[Dataset records]
********************
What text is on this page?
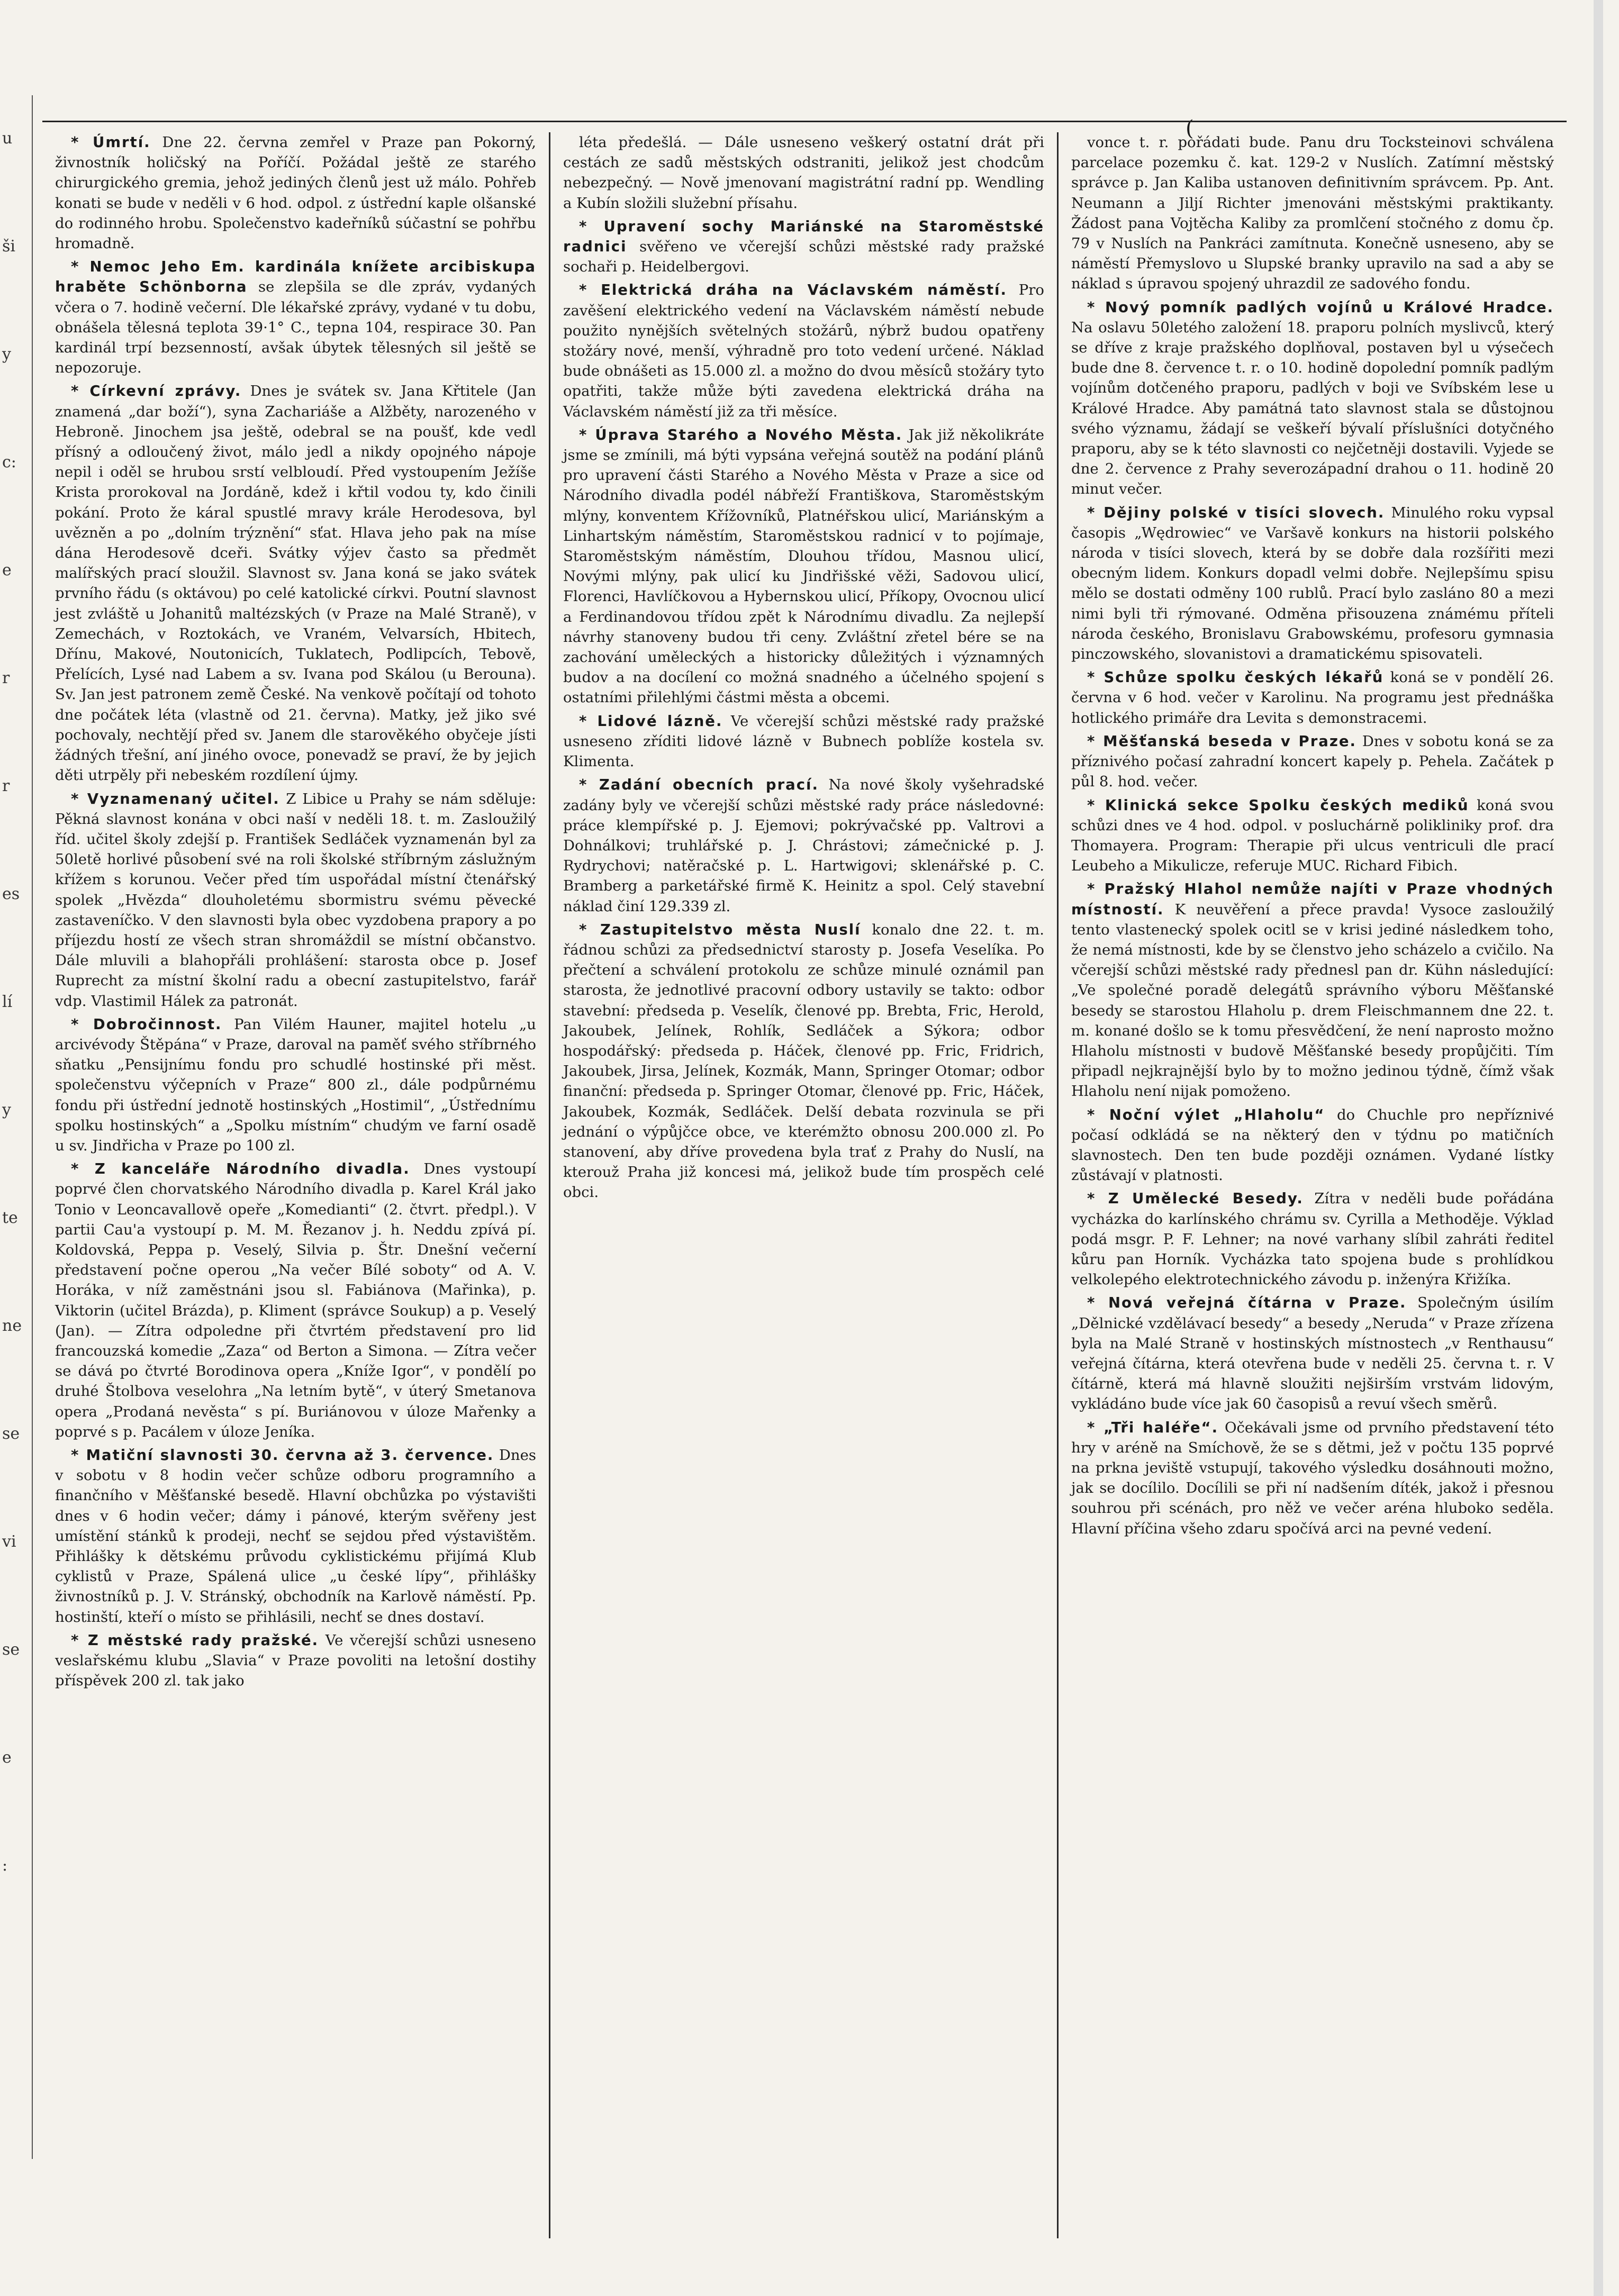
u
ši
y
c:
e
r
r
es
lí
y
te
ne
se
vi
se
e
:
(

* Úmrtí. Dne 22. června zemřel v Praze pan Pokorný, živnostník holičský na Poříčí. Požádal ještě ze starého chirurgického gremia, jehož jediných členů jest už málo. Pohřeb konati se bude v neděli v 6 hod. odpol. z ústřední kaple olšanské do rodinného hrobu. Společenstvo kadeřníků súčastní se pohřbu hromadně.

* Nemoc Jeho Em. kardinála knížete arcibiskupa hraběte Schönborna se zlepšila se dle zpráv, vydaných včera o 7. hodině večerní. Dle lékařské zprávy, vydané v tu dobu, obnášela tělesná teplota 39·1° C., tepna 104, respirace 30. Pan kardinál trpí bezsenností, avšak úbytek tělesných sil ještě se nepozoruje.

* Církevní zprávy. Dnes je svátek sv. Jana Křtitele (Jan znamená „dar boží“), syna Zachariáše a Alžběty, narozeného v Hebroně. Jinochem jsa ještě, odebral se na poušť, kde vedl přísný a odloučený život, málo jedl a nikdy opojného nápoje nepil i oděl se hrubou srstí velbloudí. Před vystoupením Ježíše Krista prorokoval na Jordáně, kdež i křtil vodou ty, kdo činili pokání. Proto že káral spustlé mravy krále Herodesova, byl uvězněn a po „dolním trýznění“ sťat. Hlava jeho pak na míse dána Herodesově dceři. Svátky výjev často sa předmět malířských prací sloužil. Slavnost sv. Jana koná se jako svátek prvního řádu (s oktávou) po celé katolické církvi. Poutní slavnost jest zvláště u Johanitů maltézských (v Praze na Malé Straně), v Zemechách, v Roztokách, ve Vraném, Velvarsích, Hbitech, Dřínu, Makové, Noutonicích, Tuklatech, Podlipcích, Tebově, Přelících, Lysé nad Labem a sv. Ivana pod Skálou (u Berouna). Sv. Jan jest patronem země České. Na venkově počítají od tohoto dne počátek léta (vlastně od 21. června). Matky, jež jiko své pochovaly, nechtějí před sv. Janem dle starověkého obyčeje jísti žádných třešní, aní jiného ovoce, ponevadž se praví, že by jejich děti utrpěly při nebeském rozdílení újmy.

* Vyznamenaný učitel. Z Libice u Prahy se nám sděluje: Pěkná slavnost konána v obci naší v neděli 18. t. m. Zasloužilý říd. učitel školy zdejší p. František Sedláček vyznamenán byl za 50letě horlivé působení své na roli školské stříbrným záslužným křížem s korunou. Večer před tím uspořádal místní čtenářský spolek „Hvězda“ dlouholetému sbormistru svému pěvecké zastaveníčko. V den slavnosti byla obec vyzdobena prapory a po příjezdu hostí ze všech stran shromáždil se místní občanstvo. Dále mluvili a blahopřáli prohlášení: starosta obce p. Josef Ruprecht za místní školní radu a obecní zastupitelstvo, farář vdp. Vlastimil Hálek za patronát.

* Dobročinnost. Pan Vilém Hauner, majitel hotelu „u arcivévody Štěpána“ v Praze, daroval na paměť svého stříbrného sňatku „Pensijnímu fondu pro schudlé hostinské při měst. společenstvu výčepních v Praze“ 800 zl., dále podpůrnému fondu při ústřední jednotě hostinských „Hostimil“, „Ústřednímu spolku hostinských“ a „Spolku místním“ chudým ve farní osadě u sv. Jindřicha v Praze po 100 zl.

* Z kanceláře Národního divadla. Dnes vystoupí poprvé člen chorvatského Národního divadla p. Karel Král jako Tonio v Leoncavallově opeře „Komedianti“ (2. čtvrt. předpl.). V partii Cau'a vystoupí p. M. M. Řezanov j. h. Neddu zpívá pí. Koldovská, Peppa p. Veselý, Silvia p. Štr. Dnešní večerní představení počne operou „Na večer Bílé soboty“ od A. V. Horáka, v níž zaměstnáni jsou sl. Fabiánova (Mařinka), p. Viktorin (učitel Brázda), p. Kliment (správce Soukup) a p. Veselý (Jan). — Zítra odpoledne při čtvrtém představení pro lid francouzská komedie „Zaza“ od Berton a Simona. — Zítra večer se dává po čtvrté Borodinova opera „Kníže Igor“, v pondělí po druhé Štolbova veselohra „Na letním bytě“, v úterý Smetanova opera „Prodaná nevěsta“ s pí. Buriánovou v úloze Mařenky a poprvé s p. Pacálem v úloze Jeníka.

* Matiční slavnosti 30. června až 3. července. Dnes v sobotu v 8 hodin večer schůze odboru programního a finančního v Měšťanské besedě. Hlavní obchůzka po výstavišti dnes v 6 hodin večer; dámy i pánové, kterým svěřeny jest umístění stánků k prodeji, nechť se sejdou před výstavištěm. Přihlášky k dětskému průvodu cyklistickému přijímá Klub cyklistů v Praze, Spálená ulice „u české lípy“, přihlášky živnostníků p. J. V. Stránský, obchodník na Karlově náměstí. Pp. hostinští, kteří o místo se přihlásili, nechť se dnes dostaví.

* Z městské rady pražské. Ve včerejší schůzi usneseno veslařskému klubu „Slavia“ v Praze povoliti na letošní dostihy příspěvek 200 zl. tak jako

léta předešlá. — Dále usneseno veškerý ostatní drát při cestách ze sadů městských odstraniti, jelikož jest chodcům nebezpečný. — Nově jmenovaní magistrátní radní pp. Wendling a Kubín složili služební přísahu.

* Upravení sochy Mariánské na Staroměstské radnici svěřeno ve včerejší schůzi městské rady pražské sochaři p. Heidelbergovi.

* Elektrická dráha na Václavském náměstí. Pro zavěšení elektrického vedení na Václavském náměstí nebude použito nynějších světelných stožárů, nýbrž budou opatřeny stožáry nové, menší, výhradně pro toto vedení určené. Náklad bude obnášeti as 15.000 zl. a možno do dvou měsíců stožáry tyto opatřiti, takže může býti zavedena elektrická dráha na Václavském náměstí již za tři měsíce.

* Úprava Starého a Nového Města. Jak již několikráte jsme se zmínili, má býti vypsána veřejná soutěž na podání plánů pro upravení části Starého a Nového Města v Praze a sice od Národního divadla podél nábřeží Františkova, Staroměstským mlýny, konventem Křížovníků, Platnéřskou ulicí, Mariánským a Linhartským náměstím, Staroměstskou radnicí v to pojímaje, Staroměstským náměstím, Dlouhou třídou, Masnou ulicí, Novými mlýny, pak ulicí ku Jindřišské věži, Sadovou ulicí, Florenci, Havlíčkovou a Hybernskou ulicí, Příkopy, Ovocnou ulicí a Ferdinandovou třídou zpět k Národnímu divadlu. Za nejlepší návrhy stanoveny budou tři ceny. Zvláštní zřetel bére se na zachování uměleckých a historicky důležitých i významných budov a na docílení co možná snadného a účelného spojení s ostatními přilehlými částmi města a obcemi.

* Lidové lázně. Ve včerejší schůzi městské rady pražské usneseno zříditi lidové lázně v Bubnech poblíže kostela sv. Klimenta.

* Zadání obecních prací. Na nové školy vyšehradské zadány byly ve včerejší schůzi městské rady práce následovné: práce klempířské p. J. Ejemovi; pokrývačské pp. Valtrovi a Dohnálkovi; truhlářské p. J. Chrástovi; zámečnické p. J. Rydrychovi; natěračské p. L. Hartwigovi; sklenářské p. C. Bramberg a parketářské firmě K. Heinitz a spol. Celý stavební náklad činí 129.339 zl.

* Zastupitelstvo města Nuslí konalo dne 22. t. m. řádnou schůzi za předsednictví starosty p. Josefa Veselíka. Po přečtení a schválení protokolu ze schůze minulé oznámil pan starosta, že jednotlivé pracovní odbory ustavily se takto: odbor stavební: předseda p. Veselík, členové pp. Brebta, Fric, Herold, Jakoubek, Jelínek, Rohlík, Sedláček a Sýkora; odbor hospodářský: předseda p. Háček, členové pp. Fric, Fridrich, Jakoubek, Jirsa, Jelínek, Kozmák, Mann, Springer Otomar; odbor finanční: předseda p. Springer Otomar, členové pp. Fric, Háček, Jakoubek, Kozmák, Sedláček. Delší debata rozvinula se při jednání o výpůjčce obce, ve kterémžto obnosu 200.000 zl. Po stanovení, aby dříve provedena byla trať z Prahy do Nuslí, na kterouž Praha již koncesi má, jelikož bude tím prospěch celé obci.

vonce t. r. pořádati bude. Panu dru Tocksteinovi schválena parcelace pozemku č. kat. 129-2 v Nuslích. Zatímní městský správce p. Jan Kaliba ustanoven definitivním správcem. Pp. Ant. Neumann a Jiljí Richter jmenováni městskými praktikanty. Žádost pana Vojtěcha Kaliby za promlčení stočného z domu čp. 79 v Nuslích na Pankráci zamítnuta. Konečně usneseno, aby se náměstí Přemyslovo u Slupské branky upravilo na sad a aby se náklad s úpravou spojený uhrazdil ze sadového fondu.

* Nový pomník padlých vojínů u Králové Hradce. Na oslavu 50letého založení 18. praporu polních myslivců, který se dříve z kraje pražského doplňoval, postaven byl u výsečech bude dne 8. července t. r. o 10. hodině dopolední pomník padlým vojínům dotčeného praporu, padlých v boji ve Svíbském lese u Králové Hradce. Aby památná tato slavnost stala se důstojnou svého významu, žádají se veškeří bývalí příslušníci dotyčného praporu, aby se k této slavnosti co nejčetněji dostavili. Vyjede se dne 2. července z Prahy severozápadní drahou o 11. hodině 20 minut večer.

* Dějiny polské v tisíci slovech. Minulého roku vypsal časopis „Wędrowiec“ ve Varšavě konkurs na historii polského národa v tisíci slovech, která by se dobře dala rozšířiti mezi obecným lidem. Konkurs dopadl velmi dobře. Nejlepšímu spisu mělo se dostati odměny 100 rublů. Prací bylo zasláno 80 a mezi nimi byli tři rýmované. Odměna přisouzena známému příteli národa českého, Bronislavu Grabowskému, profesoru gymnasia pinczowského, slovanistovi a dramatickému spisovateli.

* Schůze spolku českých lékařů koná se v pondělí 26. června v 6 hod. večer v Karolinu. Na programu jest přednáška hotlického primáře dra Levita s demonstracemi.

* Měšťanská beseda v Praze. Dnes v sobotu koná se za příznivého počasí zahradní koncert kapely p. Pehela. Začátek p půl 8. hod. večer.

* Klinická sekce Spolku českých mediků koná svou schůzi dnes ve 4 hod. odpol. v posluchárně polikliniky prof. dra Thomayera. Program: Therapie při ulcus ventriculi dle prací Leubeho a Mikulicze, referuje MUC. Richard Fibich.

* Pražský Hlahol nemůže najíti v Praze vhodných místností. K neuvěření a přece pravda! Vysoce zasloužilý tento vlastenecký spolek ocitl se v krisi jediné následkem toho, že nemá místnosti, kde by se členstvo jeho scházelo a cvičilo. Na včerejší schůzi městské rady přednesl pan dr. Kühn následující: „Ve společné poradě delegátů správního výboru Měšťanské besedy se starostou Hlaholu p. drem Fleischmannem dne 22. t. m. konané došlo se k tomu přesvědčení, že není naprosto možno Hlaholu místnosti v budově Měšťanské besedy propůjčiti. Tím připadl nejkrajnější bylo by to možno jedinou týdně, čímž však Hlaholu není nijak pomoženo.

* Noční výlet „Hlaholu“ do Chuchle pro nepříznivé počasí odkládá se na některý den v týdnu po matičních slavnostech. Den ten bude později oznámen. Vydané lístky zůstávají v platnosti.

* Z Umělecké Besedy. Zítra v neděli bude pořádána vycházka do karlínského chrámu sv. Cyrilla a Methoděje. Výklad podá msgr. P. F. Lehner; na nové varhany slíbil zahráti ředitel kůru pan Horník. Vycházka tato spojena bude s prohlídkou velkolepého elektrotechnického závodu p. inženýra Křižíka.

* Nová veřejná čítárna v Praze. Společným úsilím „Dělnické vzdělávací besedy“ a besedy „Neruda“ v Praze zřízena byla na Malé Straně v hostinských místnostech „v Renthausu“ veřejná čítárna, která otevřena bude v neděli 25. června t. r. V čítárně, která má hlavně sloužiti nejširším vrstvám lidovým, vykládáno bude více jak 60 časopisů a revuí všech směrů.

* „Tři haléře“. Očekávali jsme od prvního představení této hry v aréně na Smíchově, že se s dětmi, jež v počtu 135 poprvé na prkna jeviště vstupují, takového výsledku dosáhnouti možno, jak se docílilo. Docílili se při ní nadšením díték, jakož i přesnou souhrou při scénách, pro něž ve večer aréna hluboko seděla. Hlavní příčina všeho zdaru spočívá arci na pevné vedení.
********************
Exercise: Say how many lines in the records hold "divadla", with the number as the whole reply.

Exercise solution: 2